__PROBLEM__
Which lines contain the string "Settings"? Please list every one of them.

__DATASET EXCERPTS__
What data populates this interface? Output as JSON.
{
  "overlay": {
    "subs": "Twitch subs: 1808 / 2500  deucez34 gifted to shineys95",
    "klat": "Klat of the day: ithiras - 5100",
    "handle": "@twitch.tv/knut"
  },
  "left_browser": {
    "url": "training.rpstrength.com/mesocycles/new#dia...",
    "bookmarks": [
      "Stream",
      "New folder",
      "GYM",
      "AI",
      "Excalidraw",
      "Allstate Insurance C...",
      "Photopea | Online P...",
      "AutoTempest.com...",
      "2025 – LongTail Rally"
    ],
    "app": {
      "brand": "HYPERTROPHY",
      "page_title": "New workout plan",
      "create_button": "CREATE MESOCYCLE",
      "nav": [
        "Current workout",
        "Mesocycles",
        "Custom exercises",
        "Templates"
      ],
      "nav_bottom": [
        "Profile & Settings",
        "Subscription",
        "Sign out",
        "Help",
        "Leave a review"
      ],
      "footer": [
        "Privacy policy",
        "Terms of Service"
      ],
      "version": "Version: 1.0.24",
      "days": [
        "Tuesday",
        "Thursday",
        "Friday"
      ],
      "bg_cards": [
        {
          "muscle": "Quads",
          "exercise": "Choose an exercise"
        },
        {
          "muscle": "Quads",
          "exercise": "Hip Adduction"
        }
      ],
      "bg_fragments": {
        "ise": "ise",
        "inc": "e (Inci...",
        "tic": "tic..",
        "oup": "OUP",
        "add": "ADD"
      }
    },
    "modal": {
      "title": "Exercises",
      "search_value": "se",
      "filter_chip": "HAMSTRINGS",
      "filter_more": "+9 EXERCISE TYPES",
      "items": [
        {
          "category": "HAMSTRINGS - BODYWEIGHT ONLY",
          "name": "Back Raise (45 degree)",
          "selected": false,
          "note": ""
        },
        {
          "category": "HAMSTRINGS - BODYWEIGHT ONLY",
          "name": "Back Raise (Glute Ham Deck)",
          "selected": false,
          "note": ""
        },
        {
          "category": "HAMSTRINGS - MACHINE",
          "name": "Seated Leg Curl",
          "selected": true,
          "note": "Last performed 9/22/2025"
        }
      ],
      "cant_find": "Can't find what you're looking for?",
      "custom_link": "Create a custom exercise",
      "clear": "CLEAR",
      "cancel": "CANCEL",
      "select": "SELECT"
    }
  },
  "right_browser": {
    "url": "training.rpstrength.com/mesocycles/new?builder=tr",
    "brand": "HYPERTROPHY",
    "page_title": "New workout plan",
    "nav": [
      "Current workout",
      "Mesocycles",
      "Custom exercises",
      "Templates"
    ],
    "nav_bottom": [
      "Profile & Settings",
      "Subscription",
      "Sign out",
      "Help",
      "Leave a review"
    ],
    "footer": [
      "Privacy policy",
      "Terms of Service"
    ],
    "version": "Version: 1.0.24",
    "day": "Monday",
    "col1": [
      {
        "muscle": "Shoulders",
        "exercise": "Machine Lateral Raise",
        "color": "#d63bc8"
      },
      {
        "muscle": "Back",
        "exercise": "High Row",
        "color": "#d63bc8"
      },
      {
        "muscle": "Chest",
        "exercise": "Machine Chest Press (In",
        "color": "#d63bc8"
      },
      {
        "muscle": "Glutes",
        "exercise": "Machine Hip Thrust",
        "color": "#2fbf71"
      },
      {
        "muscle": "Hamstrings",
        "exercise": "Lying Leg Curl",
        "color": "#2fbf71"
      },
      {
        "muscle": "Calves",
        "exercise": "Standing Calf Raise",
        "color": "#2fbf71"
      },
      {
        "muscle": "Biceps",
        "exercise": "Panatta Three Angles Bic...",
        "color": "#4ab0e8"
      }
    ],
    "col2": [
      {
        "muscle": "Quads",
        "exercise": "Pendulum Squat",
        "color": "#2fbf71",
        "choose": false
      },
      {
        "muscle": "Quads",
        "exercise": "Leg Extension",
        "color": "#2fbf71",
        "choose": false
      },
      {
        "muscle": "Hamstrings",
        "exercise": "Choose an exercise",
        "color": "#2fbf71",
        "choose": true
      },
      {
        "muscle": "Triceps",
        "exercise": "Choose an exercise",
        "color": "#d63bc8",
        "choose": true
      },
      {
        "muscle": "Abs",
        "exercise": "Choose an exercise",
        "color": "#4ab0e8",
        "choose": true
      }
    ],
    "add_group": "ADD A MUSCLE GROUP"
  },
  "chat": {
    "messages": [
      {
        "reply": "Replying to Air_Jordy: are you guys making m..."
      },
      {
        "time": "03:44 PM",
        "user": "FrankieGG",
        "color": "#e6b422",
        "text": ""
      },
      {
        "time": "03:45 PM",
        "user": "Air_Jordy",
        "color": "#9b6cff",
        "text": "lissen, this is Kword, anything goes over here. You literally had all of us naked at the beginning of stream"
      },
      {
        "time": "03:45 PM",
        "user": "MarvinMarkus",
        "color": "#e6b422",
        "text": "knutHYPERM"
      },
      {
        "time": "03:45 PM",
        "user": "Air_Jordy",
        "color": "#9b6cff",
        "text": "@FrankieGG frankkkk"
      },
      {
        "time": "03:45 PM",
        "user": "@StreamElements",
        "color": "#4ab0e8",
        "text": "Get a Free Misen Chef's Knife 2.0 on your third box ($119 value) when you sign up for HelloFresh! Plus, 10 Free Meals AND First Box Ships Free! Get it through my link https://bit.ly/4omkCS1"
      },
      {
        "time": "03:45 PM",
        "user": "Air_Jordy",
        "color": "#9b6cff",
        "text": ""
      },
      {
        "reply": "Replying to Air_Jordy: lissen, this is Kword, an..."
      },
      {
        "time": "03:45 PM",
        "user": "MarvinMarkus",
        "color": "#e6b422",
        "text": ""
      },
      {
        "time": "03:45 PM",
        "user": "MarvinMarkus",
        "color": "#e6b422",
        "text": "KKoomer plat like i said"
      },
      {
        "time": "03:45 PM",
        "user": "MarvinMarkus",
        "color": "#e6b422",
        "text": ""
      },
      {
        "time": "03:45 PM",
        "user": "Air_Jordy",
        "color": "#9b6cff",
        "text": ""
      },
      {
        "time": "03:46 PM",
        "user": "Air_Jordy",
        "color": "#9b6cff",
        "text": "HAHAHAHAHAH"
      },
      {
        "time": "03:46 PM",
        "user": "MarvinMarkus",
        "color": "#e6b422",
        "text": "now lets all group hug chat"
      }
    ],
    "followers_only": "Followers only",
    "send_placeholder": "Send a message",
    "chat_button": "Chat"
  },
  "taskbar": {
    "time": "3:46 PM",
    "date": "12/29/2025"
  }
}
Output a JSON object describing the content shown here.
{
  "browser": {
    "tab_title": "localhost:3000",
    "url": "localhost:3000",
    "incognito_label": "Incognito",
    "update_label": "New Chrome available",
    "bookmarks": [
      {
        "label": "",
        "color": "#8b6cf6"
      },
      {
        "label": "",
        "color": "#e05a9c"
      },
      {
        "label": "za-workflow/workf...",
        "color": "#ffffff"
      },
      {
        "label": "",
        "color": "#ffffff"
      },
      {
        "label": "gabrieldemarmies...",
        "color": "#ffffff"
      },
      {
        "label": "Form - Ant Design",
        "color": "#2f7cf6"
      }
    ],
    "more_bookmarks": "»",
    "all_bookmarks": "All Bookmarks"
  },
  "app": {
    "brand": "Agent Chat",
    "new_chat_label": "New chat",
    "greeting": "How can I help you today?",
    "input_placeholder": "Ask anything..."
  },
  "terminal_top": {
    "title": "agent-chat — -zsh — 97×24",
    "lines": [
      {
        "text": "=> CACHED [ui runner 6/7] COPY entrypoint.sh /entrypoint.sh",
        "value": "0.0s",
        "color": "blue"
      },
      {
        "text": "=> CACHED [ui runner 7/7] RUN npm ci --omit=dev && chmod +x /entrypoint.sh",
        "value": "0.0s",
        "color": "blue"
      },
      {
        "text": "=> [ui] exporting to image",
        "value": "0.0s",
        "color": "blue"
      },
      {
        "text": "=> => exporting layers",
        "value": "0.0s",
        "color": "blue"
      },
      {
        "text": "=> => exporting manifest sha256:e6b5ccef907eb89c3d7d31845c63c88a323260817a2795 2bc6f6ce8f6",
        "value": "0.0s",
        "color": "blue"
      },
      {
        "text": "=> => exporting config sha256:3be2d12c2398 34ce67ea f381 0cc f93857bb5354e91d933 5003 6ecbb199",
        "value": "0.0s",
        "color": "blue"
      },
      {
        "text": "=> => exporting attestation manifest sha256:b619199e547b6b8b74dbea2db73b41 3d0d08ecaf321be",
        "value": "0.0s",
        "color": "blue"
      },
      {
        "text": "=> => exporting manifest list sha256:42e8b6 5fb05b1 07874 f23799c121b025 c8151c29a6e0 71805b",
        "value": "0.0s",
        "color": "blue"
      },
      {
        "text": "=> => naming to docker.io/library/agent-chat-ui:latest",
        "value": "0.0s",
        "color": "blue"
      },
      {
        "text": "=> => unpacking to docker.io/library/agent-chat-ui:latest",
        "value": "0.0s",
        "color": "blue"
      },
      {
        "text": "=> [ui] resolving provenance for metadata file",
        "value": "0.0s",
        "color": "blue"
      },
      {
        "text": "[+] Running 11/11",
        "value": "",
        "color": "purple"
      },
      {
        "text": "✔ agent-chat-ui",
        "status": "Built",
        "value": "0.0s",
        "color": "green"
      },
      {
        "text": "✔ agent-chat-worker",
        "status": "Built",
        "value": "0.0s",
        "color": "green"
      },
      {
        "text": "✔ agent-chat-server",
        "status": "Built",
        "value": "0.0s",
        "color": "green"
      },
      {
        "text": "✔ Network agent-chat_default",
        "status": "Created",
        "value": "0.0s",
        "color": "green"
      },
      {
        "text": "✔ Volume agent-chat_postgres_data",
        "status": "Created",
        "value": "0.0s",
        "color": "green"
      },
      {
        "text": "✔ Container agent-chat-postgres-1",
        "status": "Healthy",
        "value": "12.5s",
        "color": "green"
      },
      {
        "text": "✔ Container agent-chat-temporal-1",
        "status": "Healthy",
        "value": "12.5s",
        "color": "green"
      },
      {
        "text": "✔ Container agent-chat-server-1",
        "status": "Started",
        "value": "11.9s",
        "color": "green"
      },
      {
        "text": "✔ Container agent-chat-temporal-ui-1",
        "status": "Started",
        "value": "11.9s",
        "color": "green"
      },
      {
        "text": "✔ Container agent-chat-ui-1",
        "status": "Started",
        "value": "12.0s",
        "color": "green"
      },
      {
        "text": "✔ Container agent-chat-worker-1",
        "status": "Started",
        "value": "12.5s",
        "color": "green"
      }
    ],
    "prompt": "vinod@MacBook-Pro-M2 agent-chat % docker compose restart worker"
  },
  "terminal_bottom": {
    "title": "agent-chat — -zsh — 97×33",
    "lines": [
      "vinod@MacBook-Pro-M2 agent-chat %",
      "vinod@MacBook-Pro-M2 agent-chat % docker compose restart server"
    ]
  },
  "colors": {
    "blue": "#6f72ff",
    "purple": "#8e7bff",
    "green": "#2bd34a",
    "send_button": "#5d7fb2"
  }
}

__WRITTEN SOLUTION__
        "Profile & Settings",
      "Profile & Settings",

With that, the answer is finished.